**EXERCISE BRIEF:**
Transcribe all records exactly.
__________
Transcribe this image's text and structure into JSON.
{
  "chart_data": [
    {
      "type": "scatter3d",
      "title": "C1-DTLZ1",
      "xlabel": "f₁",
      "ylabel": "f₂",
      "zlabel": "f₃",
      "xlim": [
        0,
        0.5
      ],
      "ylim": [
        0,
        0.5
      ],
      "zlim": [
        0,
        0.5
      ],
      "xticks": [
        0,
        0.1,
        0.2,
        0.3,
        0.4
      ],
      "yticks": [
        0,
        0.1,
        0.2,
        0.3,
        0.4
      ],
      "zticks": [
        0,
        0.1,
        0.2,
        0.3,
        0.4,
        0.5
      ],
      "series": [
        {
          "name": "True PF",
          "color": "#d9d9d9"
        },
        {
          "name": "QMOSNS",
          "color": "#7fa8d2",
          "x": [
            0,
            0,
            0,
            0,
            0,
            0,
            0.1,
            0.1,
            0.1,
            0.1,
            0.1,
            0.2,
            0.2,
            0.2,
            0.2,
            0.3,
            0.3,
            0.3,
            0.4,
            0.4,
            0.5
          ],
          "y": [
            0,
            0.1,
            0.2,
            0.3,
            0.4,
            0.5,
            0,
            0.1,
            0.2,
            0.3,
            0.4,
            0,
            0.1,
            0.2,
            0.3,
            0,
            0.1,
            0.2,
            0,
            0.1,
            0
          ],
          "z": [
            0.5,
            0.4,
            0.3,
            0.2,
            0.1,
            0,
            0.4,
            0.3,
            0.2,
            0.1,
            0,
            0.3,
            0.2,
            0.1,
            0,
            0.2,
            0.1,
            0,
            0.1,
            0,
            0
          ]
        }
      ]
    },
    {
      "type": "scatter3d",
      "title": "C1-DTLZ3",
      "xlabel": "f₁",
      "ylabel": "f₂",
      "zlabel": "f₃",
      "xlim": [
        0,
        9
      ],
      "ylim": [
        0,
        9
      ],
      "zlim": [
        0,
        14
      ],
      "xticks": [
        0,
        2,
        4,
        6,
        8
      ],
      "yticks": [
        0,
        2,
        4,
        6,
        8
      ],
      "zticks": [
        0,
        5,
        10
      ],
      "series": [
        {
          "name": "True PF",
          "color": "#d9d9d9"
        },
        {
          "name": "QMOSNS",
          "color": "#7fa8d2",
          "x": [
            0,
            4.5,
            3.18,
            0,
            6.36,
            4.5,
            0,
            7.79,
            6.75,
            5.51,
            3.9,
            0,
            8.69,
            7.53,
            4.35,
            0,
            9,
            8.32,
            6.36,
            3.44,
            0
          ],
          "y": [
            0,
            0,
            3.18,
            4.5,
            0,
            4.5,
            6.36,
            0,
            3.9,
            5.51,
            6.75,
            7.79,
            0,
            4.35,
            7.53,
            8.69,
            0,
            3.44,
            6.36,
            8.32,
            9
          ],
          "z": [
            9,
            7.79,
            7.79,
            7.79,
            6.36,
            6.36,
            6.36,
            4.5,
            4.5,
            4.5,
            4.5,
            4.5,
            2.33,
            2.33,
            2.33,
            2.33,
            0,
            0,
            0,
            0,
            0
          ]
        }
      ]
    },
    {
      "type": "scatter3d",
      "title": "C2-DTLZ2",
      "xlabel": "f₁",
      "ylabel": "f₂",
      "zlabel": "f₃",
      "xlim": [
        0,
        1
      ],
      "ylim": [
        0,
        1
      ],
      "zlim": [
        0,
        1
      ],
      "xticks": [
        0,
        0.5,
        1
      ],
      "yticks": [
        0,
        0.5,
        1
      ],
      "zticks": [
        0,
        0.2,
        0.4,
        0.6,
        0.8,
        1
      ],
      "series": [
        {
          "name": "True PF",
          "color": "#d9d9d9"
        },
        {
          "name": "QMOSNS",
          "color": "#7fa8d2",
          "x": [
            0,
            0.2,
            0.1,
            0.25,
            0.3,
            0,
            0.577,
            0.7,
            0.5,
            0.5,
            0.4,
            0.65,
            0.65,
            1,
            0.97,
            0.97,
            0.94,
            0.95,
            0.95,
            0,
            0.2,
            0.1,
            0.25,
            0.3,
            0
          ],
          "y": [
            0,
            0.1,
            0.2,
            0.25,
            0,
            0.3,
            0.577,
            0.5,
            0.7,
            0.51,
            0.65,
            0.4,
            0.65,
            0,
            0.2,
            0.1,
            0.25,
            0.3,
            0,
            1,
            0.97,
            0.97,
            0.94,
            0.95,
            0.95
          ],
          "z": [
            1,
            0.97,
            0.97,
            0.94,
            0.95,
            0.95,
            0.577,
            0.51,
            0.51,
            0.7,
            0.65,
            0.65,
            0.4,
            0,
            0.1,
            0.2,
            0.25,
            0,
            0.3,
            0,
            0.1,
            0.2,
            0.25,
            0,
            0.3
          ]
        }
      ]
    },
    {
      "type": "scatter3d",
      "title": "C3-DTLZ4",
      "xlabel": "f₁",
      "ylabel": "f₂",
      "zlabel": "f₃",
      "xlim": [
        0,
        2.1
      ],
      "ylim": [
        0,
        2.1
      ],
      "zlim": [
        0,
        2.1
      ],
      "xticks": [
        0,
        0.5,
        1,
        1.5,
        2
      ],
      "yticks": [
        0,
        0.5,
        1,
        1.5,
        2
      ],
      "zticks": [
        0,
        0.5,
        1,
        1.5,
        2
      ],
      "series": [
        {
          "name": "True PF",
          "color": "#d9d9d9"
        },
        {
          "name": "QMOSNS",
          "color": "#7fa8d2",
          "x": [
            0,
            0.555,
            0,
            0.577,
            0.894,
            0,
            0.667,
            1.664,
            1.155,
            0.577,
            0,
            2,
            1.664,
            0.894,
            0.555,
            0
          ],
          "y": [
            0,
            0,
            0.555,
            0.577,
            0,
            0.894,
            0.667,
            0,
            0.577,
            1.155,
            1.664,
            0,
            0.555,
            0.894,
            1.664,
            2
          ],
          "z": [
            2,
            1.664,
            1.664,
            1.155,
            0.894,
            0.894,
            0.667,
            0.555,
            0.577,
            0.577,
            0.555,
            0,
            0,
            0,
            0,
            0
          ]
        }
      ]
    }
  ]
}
__________
**EXERCISE ANSWER:**
Transcribe this image's text and structure into JSON.
{
  "chart_data": [
    {
      "type": "scatter3d",
      "title": "C1-DTLZ1",
      "xlabel": "f₁",
      "ylabel": "f₂",
      "zlabel": "f₃",
      "xlim": [
        0,
        0.5
      ],
      "ylim": [
        0,
        0.5
      ],
      "zlim": [
        0,
        0.5
      ],
      "xticks": [
        0,
        0.1,
        0.2,
        0.3,
        0.4
      ],
      "yticks": [
        0,
        0.1,
        0.2,
        0.3,
        0.4
      ],
      "zticks": [
        0,
        0.1,
        0.2,
        0.3,
        0.4,
        0.5
      ],
      "series": [
        {
          "name": "True PF",
          "color": "#d9d9d9"
        },
        {
          "name": "QMOSNS",
          "color": "#7fa8d2",
          "x": [
            0,
            0,
            0,
            0,
            0,
            0,
            0.1,
            0.1,
            0.1,
            0.1,
            0.1,
            0.2,
            0.2,
            0.2,
            0.2,
            0.3,
            0.3,
            0.3,
            0.4,
            0.4,
            0.5
          ],
          "y": [
            0,
            0.1,
            0.2,
            0.3,
            0.4,
            0.5,
            0,
            0.1,
            0.2,
            0.3,
            0.4,
            0,
            0.1,
            0.2,
            0.3,
            0,
            0.1,
            0.2,
            0,
            0.1,
            0
          ],
          "z": [
            0.5,
            0.4,
            0.3,
            0.2,
            0.1,
            0,
            0.4,
            0.3,
            0.2,
            0.1,
            0,
            0.3,
            0.2,
            0.1,
            0,
            0.2,
            0.1,
            0,
            0.1,
            0,
            0
          ]
        }
      ]
    },
    {
      "type": "scatter3d",
      "title": "C1-DTLZ3",
      "xlabel": "f₁",
      "ylabel": "f₂",
      "zlabel": "f₃",
      "xlim": [
        0,
        9
      ],
      "ylim": [
        0,
        9
      ],
      "zlim": [
        0,
        14
      ],
      "xticks": [
        0,
        2,
        4,
        6,
        8
      ],
      "yticks": [
        0,
        2,
        4,
        6,
        8
      ],
      "zticks": [
        0,
        5,
        10
      ],
      "series": [
        {
          "name": "True PF",
          "color": "#d9d9d9"
        },
        {
          "name": "QMOSNS",
          "color": "#7fa8d2",
          "x": [
            0,
            4.5,
            3.18,
            0,
            6.36,
            4.5,
            0,
            7.79,
            6.75,
            5.51,
            3.9,
            0,
            8.69,
            7.53,
            4.35,
            0,
            9,
            8.32,
            6.36,
            3.44,
            0
          ],
          "y": [
            0,
            0,
            3.18,
            4.5,
            0,
            4.5,
            6.36,
            0,
            3.9,
            5.51,
            6.75,
            7.79,
            0,
            4.35,
            7.53,
            8.69,
            0,
            3.44,
            6.36,
            8.32,
            9
          ],
          "z": [
            9,
            7.79,
            7.79,
            7.79,
            6.36,
            6.36,
            6.36,
            4.5,
            4.5,
            4.5,
            4.5,
            4.5,
            2.33,
            2.33,
            2.33,
            2.33,
            0,
            0,
            0,
            0,
            0
          ]
        }
      ]
    },
    {
      "type": "scatter3d",
      "title": "C2-DTLZ2",
      "xlabel": "f₁",
      "ylabel": "f₂",
      "zlabel": "f₃",
      "xlim": [
        0,
        1
      ],
      "ylim": [
        0,
        1
      ],
      "zlim": [
        0,
        1
      ],
      "xticks": [
        0,
        0.5,
        1
      ],
      "yticks": [
        0,
        0.5,
        1
      ],
      "zticks": [
        0,
        0.2,
        0.4,
        0.6,
        0.8,
        1
      ],
      "series": [
        {
          "name": "True PF",
          "color": "#d9d9d9"
        },
        {
          "name": "QMOSNS",
          "color": "#7fa8d2",
          "x": [
            0,
            0.2,
            0.1,
            0.25,
            0.3,
            0,
            0.577,
            0.7,
            0.5,
            0.5,
            0.4,
            0.65,
            0.65,
            1,
            0.97,
            0.97,
            0.94,
            0.95,
            0.95,
            0,
            0.2,
            0.1,
            0.25,
            0.3,
            0
          ],
          "y": [
            0,
            0.1,
            0.2,
            0.25,
            0,
            0.3,
            0.577,
            0.5,
            0.7,
            0.51,
            0.65,
            0.4,
            0.65,
            0,
            0.2,
            0.1,
            0.25,
            0.3,
            0,
            1,
            0.97,
            0.97,
            0.94,
            0.95,
            0.95
          ],
          "z": [
            1,
            0.97,
            0.97,
            0.94,
            0.95,
            0.95,
            0.577,
            0.51,
            0.51,
            0.7,
            0.65,
            0.65,
            0.4,
            0,
            0.1,
            0.2,
            0.25,
            0,
            0.3,
            0,
            0.1,
            0.2,
            0.25,
            0,
            0.3
          ]
        }
      ]
    },
    {
      "type": "scatter3d",
      "title": "C3-DTLZ4",
      "xlabel": "f₁",
      "ylabel": "f₂",
      "zlabel": "f₃",
      "xlim": [
        0,
        2.1
      ],
      "ylim": [
        0,
        2.1
      ],
      "zlim": [
        0,
        2.1
      ],
      "xticks": [
        0,
        0.5,
        1,
        1.5,
        2
      ],
      "yticks": [
        0,
        0.5,
        1,
        1.5,
        2
      ],
      "zticks": [
        0,
        0.5,
        1,
        1.5,
        2
      ],
      "series": [
        {
          "name": "True PF",
          "color": "#d9d9d9"
        },
        {
          "name": "QMOSNS",
          "color": "#7fa8d2",
          "x": [
            0,
            0.555,
            0,
            0.577,
            0.894,
            0,
            0.667,
            1.664,
            1.155,
            0.577,
            0,
            2,
            1.664,
            0.894,
            0.555,
            0
          ],
          "y": [
            0,
            0,
            0.555,
            0.577,
            0,
            0.894,
            0.667,
            0,
            0.577,
            1.155,
            1.664,
            0,
            0.555,
            0.894,
            1.664,
            2
          ],
          "z": [
            2,
            1.664,
            1.664,
            1.155,
            0.894,
            0.894,
            0.667,
            0.555,
            0.577,
            0.577,
            0.555,
            0,
            0,
            0,
            0,
            0
          ]
        }
      ]
    }
  ]
}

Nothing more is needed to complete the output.